Do this:
Return each line that holds the word "Karl".

____________________

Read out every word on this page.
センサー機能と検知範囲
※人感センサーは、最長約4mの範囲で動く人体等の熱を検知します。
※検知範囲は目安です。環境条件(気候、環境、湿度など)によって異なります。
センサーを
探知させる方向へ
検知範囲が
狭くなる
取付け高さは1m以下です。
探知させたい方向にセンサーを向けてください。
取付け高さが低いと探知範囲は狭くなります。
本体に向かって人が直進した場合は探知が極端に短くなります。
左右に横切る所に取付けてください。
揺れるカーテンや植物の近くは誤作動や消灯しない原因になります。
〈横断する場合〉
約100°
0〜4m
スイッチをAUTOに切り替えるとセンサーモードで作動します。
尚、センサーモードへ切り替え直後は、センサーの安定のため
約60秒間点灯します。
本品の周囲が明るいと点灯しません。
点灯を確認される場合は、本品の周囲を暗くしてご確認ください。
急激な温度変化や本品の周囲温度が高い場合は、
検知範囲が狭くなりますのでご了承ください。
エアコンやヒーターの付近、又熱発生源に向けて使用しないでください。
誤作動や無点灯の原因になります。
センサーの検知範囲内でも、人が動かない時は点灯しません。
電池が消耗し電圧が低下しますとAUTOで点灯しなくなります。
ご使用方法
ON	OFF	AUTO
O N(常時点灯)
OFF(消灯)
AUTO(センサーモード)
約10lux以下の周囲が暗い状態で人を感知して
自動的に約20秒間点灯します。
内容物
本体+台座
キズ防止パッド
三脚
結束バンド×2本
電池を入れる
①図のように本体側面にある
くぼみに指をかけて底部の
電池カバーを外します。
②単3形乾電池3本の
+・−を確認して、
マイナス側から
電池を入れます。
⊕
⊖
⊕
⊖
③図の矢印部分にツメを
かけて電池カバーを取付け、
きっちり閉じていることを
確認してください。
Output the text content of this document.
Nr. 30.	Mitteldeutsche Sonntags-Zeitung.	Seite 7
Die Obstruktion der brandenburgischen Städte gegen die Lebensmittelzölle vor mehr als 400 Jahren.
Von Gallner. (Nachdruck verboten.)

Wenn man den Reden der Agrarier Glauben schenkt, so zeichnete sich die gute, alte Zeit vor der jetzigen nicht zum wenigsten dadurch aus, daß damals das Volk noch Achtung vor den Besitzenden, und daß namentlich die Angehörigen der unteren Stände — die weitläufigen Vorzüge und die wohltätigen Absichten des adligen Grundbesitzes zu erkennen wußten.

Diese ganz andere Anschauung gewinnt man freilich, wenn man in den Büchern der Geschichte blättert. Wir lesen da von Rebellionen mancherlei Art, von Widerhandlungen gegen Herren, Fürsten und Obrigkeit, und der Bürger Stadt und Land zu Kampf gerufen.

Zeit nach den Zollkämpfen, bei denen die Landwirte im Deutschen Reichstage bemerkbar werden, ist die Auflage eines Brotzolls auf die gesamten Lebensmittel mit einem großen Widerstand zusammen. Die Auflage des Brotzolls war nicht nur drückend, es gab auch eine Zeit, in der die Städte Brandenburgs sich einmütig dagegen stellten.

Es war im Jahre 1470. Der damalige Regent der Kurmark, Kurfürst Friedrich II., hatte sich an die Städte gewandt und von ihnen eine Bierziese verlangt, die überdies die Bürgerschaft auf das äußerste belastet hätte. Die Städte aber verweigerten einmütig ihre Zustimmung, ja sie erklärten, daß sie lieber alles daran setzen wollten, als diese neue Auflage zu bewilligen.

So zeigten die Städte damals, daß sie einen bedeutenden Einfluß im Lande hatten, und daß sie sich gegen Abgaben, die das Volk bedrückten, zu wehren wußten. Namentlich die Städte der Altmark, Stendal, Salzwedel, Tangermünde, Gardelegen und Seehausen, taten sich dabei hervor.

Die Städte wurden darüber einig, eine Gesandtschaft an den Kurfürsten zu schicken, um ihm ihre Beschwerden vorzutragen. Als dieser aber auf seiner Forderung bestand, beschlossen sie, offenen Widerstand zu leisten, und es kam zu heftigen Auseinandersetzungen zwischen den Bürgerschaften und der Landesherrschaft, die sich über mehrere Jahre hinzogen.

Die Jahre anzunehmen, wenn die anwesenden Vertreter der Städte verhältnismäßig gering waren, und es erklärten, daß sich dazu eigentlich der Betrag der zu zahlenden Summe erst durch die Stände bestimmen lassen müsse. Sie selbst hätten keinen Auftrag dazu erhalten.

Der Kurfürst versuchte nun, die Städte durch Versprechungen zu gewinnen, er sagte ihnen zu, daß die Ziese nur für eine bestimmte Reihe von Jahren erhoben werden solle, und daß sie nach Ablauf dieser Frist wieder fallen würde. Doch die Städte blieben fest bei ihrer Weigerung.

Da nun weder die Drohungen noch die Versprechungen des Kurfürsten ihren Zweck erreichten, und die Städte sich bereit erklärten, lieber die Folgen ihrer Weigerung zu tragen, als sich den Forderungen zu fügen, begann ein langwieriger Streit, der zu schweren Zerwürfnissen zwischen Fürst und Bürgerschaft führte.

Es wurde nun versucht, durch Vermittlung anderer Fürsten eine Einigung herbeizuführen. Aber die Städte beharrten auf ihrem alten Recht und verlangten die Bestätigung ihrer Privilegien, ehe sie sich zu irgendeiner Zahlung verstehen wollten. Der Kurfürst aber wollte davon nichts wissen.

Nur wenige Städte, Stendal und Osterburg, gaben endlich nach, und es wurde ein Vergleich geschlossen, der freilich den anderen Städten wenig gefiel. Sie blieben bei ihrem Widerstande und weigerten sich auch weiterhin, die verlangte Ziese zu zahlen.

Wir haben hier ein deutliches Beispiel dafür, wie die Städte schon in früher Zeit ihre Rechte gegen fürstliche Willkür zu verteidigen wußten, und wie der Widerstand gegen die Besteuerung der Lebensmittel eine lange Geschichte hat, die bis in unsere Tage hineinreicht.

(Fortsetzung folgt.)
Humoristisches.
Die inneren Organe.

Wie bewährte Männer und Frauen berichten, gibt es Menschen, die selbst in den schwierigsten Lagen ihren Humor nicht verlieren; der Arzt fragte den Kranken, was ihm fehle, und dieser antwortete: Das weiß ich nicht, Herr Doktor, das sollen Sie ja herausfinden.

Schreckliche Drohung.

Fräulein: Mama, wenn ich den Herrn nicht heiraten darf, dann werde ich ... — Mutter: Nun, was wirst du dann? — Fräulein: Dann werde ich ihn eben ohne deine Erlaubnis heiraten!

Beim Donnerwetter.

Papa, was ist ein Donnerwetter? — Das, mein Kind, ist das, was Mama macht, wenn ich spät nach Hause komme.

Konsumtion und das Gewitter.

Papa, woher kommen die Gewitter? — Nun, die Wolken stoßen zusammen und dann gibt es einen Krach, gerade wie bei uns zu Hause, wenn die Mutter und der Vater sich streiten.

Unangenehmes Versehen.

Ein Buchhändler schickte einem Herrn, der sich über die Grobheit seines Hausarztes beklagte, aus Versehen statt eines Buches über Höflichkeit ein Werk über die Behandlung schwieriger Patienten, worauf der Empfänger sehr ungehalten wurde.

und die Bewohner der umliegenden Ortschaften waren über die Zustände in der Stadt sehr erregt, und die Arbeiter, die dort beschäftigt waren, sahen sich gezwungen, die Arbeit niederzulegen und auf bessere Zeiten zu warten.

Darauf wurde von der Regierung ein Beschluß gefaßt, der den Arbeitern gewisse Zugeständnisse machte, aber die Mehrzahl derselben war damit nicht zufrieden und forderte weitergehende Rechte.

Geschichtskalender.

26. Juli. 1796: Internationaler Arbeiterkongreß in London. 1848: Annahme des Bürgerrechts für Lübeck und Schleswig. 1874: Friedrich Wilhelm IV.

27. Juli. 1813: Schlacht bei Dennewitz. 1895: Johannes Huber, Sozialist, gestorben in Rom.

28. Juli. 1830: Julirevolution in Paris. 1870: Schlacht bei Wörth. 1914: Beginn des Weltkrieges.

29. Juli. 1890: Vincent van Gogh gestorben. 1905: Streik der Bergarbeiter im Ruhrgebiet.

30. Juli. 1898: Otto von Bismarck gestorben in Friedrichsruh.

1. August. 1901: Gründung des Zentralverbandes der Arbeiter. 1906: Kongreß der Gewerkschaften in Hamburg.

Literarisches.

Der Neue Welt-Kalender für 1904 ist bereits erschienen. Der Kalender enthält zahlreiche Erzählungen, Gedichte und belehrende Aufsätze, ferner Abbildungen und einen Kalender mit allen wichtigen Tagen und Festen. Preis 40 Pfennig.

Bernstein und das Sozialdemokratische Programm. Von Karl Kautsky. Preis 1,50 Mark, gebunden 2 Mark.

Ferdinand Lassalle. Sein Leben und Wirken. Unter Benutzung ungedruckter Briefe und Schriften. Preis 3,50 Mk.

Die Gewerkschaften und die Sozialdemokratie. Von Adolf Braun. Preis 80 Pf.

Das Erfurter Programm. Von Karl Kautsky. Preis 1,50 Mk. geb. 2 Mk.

____________________

Output for this task:
Bernstein und das Sozialdemokratische Programm. Von Karl Kautsky. Preis 1,50 Mark, gebunden 2 Mark.
Das Erfurter Programm. Von Karl Kautsky. Preis 1,50 Mk. geb. 2 Mk.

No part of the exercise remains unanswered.